Data extracted from a collection
* begin *
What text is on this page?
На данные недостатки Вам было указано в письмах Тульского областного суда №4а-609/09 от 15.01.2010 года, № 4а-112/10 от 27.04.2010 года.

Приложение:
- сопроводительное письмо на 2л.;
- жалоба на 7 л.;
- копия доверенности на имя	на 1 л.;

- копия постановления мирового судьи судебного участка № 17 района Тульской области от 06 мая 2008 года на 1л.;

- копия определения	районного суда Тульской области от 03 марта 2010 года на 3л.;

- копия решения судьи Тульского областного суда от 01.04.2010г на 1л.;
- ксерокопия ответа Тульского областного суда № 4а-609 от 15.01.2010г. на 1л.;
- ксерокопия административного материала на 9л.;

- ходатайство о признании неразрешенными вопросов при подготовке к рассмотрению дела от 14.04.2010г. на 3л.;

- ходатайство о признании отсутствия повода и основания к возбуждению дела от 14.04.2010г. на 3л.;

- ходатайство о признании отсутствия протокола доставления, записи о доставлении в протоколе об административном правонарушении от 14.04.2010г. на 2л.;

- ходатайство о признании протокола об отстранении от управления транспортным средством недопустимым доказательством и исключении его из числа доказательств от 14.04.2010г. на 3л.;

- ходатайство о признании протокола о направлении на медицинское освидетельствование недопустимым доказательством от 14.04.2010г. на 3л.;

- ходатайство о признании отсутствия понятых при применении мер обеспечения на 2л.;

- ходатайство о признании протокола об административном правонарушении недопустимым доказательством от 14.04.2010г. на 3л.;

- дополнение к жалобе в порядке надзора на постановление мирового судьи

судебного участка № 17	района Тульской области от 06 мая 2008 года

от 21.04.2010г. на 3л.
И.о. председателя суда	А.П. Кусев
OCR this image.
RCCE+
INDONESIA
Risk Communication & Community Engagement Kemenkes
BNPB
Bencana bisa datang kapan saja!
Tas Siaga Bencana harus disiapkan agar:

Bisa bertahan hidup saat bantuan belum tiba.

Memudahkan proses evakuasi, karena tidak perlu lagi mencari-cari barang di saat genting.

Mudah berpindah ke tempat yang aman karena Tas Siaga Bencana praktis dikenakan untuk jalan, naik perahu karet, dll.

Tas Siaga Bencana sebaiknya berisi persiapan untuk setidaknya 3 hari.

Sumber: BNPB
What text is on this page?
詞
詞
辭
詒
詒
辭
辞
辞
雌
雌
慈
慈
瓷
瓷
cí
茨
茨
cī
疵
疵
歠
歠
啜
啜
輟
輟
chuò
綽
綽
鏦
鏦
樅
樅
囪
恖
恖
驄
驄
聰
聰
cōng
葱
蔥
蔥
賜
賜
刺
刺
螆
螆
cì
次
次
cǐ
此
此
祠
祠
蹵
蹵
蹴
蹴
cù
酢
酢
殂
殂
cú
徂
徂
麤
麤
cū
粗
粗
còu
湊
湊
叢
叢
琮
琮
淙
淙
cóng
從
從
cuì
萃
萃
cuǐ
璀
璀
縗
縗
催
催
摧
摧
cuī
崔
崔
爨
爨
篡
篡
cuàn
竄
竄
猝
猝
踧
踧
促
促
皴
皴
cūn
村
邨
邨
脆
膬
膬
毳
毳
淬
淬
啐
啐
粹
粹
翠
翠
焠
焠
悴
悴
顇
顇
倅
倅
* end *
- _Exercise description_:
Filter out every line that lacks the word "Тульской", and copy the rest.

- _Result for this exercise_:
- копия постановления мирового судьи судебного участка № 17 района Тульской области от 06 мая 2008 года на 1л.;
- копия определения	районного суда Тульской области от 03 марта 2010 года на 3л.;
судебного участка № 17	района Тульской области от 06 мая 2008 года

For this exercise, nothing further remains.